▶ _Given problem_:
Set the following entries down again exactly, line by line.

▶ _Data shown_:
--- start ---

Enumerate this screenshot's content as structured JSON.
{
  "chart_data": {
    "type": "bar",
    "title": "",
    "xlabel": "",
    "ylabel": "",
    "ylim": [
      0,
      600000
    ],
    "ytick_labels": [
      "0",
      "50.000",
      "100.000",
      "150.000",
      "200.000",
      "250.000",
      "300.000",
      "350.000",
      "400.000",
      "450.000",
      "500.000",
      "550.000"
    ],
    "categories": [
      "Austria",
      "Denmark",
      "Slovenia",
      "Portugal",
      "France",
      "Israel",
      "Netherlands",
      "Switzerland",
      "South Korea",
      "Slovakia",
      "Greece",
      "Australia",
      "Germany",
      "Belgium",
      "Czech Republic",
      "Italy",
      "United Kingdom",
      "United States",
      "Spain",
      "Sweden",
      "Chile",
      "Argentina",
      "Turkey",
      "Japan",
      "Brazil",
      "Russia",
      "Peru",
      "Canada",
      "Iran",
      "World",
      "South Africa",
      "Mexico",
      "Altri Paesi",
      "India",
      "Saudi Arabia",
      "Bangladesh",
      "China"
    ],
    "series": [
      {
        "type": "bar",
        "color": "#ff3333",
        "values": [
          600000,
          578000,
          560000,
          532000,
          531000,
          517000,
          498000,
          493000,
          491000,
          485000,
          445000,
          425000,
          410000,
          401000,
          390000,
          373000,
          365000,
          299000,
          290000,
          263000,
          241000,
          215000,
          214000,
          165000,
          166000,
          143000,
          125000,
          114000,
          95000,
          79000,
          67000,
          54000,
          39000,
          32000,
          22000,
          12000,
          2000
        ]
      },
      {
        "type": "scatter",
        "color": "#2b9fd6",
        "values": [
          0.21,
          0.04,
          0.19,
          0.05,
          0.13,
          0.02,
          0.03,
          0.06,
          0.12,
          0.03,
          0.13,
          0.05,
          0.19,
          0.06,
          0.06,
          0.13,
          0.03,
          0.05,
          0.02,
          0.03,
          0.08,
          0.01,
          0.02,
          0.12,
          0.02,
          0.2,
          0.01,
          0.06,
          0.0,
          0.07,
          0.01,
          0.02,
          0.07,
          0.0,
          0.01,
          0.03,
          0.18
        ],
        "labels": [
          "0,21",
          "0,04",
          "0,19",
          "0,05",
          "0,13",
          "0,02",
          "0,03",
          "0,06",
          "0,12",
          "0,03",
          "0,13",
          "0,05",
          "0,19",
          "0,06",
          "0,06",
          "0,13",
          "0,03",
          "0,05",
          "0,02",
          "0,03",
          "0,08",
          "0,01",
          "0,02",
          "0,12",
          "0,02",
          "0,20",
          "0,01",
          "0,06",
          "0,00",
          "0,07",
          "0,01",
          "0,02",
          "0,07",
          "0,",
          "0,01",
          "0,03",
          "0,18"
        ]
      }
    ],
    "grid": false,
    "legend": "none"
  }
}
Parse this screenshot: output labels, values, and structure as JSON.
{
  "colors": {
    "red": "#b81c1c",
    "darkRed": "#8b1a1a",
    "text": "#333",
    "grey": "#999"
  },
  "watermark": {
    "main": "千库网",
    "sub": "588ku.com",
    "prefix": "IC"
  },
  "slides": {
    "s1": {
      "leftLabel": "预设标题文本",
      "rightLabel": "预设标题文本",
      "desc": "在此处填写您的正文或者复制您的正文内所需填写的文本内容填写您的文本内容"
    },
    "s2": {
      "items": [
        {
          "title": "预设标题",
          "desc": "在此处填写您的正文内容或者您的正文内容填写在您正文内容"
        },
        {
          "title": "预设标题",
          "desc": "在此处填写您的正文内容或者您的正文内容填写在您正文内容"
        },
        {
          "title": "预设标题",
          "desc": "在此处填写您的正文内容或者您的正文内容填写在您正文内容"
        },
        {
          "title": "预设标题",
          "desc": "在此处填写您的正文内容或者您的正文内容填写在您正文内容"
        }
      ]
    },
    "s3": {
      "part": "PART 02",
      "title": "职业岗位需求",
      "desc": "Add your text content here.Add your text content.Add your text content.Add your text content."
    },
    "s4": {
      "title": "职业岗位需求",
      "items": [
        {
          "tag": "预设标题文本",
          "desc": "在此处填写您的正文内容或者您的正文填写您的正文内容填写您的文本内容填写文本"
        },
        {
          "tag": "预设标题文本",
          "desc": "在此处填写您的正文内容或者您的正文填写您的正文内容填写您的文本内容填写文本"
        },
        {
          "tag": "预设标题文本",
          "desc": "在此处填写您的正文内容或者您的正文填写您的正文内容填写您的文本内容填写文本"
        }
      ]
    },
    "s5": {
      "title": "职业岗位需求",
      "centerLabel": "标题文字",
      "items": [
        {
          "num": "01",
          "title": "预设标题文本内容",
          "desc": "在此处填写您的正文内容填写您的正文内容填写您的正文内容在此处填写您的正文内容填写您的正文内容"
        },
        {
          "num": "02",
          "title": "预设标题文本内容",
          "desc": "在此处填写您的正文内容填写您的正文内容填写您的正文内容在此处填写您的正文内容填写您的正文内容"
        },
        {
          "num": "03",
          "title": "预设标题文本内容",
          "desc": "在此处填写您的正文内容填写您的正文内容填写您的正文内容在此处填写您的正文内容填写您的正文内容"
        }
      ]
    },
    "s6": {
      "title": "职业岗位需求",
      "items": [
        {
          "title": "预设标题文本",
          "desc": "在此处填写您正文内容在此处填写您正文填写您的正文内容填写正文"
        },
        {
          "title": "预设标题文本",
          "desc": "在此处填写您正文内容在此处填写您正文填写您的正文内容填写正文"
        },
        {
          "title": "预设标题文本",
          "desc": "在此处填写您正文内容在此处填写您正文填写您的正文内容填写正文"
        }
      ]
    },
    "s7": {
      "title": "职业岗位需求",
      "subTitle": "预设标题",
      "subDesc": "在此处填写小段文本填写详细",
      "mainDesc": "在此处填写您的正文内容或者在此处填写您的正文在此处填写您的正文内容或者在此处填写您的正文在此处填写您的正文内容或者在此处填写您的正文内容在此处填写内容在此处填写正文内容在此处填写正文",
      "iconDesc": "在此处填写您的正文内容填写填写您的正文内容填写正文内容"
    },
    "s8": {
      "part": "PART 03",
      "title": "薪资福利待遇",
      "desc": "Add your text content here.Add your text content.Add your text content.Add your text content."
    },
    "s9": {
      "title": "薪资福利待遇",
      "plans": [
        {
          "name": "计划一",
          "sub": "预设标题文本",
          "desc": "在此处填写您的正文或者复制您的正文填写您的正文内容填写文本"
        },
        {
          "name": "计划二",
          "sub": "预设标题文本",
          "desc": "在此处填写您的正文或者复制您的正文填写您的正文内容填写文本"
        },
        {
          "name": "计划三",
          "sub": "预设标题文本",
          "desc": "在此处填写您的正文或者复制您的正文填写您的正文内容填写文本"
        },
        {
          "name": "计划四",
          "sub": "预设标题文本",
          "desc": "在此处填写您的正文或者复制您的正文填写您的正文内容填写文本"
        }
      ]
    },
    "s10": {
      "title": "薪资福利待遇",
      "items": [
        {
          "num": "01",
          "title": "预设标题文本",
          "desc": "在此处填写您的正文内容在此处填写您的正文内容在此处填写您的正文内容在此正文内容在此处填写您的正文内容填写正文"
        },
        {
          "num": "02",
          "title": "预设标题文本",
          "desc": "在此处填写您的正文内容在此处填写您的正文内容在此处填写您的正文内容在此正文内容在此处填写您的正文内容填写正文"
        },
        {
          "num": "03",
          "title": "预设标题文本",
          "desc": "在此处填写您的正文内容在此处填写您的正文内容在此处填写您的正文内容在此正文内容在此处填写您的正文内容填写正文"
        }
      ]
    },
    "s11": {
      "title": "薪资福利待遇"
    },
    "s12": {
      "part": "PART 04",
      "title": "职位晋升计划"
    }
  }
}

--- end ---

▶ _Written response_:
Enumerate this screenshot's content as structured JSON.
{
  "chart_data": {
    "type": "bar",
    "title": "",
    "xlabel": "",
    "ylabel": "",
    "ylim": [
      0,
      600000
    ],
    "ytick_labels": [
      "0",
      "50.000",
      "100.000",
      "150.000",
      "200.000",
      "250.000",
      "300.000",
      "350.000",
      "400.000",
      "450.000",
      "500.000",
      "550.000"
    ],
    "categories": [
      "Austria",
      "Denmark",
      "Slovenia",
      "Portugal",
      "France",
      "Israel",
      "Netherlands",
      "Switzerland",
      "South Korea",
      "Slovakia",
      "Greece",
      "Australia",
      "Germany",
      "Belgium",
      "Czech Republic",
      "Italy",
      "United Kingdom",
      "United States",
      "Spain",
      "Sweden",
      "Chile",
      "Argentina",
      "Turkey",
      "Japan",
      "Brazil",
      "Russia",
      "Peru",
      "Canada",
      "Iran",
      "World",
      "South Africa",
      "Mexico",
      "Altri Paesi",
      "India",
      "Saudi Arabia",
      "Bangladesh",
      "China"
    ],
    "series": [
      {
        "type": "bar",
        "color": "#ff3333",
        "values": [
          600000,
          578000,
          560000,
          532000,
          531000,
          517000,
          498000,
          493000,
          491000,
          485000,
          445000,
          425000,
          410000,
          401000,
          390000,
          373000,
          365000,
          299000,
          290000,
          263000,
          241000,
          215000,
          214000,
          165000,
          166000,
          143000,
          125000,
          114000,
          95000,
          79000,
          67000,
          54000,
          39000,
          32000,
          22000,
          12000,
          2000
        ]
      },
      {
        "type": "scatter",
        "color": "#2b9fd6",
        "values": [
          0.21,
          0.04,
          0.19,
          0.05,
          0.13,
          0.02,
          0.03,
          0.06,
          0.12,
          0.03,
          0.13,
          0.05,
          0.19,
          0.06,
          0.06,
          0.13,
          0.03,
          0.05,
          0.02,
          0.03,
          0.08,
          0.01,
          0.02,
          0.12,
          0.02,
          0.2,
          0.01,
          0.06,
          0.0,
          0.07,
          0.01,
          0.02,
          0.07,
          0.0,
          0.01,
          0.03,
          0.18
        ],
        "labels": [
          "0,21",
          "0,04",
          "0,19",
          "0,05",
          "0,13",
          "0,02",
          "0,03",
          "0,06",
          "0,12",
          "0,03",
          "0,13",
          "0,05",
          "0,19",
          "0,06",
          "0,06",
          "0,13",
          "0,03",
          "0,05",
          "0,02",
          "0,03",
          "0,08",
          "0,01",
          "0,02",
          "0,12",
          "0,02",
          "0,20",
          "0,01",
          "0,06",
          "0,00",
          "0,07",
          "0,01",
          "0,02",
          "0,07",
          "0,",
          "0,01",
          "0,03",
          "0,18"
        ]
      }
    ],
    "grid": false,
    "legend": "none"
  }
}
Parse this screenshot: output labels, values, and structure as JSON.
{
  "colors": {
    "red": "#b81c1c",
    "darkRed": "#8b1a1a",
    "text": "#333",
    "grey": "#999"
  },
  "watermark": {
    "main": "千库网",
    "sub": "588ku.com",
    "prefix": "IC"
  },
  "slides": {
    "s1": {
      "leftLabel": "预设标题文本",
      "rightLabel": "预设标题文本",
      "desc": "在此处填写您的正文或者复制您的正文内所需填写的文本内容填写您的文本内容"
    },
    "s2": {
      "items": [
        {
          "title": "预设标题",
          "desc": "在此处填写您的正文内容或者您的正文内容填写在您正文内容"
        },
        {
          "title": "预设标题",
          "desc": "在此处填写您的正文内容或者您的正文内容填写在您正文内容"
        },
        {
          "title": "预设标题",
          "desc": "在此处填写您的正文内容或者您的正文内容填写在您正文内容"
        },
        {
          "title": "预设标题",
          "desc": "在此处填写您的正文内容或者您的正文内容填写在您正文内容"
        }
      ]
    },
    "s3": {
      "part": "PART 02",
      "title": "职业岗位需求",
      "desc": "Add your text content here.Add your text content.Add your text content.Add your text content."
    },
    "s4": {
      "title": "职业岗位需求",
      "items": [
        {
          "tag": "预设标题文本",
          "desc": "在此处填写您的正文内容或者您的正文填写您的正文内容填写您的文本内容填写文本"
        },
        {
          "tag": "预设标题文本",
          "desc": "在此处填写您的正文内容或者您的正文填写您的正文内容填写您的文本内容填写文本"
        },
        {
          "tag": "预设标题文本",
          "desc": "在此处填写您的正文内容或者您的正文填写您的正文内容填写您的文本内容填写文本"
        }
      ]
    },
    "s5": {
      "title": "职业岗位需求",
      "centerLabel": "标题文字",
      "items": [
        {
          "num": "01",
          "title": "预设标题文本内容",
          "desc": "在此处填写您的正文内容填写您的正文内容填写您的正文内容在此处填写您的正文内容填写您的正文内容"
        },
        {
          "num": "02",
          "title": "预设标题文本内容",
          "desc": "在此处填写您的正文内容填写您的正文内容填写您的正文内容在此处填写您的正文内容填写您的正文内容"
        },
        {
          "num": "03",
          "title": "预设标题文本内容",
          "desc": "在此处填写您的正文内容填写您的正文内容填写您的正文内容在此处填写您的正文内容填写您的正文内容"
        }
      ]
    },
    "s6": {
      "title": "职业岗位需求",
      "items": [
        {
          "title": "预设标题文本",
          "desc": "在此处填写您正文内容在此处填写您正文填写您的正文内容填写正文"
        },
        {
          "title": "预设标题文本",
          "desc": "在此处填写您正文内容在此处填写您正文填写您的正文内容填写正文"
        },
        {
          "title": "预设标题文本",
          "desc": "在此处填写您正文内容在此处填写您正文填写您的正文内容填写正文"
        }
      ]
    },
    "s7": {
      "title": "职业岗位需求",
      "subTitle": "预设标题",
      "subDesc": "在此处填写小段文本填写详细",
      "mainDesc": "在此处填写您的正文内容或者在此处填写您的正文在此处填写您的正文内容或者在此处填写您的正文在此处填写您的正文内容或者在此处填写您的正文内容在此处填写内容在此处填写正文内容在此处填写正文",
      "iconDesc": "在此处填写您的正文内容填写填写您的正文内容填写正文内容"
    },
    "s8": {
      "part": "PART 03",
      "title": "薪资福利待遇",
      "desc": "Add your text content here.Add your text content.Add your text content.Add your text content."
    },
    "s9": {
      "title": "薪资福利待遇",
      "plans": [
        {
          "name": "计划一",
          "sub": "预设标题文本",
          "desc": "在此处填写您的正文或者复制您的正文填写您的正文内容填写文本"
        },
        {
          "name": "计划二",
          "sub": "预设标题文本",
          "desc": "在此处填写您的正文或者复制您的正文填写您的正文内容填写文本"
        },
        {
          "name": "计划三",
          "sub": "预设标题文本",
          "desc": "在此处填写您的正文或者复制您的正文填写您的正文内容填写文本"
        },
        {
          "name": "计划四",
          "sub": "预设标题文本",
          "desc": "在此处填写您的正文或者复制您的正文填写您的正文内容填写文本"
        }
      ]
    },
    "s10": {
      "title": "薪资福利待遇",
      "items": [
        {
          "num": "01",
          "title": "预设标题文本",
          "desc": "在此处填写您的正文内容在此处填写您的正文内容在此处填写您的正文内容在此正文内容在此处填写您的正文内容填写正文"
        },
        {
          "num": "02",
          "title": "预设标题文本",
          "desc": "在此处填写您的正文内容在此处填写您的正文内容在此处填写您的正文内容在此正文内容在此处填写您的正文内容填写正文"
        },
        {
          "num": "03",
          "title": "预设标题文本",
          "desc": "在此处填写您的正文内容在此处填写您的正文内容在此处填写您的正文内容在此正文内容在此处填写您的正文内容填写正文"
        }
      ]
    },
    "s11": {
      "title": "薪资福利待遇"
    },
    "s12": {
      "part": "PART 04",
      "title": "职位晋升计划"
    }
  }
}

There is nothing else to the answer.